JOB
What is the number of lines holding the word "name"? Give that number alone.

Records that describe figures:
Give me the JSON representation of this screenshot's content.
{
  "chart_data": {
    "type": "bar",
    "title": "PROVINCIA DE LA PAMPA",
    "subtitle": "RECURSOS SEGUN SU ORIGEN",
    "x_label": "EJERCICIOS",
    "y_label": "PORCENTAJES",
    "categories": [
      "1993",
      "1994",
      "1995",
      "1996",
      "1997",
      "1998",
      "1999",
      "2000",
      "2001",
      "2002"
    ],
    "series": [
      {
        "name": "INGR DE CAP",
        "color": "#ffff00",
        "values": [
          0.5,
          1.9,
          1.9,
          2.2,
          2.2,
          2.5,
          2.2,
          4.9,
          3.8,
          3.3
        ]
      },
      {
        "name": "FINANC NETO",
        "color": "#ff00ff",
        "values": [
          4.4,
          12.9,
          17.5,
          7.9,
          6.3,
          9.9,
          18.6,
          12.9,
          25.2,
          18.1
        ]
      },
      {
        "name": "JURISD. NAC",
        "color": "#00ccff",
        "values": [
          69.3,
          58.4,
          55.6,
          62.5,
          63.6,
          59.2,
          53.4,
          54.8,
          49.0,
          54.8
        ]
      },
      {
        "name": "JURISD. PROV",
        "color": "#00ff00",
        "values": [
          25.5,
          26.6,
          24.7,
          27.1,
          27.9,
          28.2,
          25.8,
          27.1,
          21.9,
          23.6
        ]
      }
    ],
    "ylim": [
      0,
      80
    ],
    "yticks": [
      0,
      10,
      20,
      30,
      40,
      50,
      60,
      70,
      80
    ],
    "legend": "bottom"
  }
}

RESULT OF THE TASK
4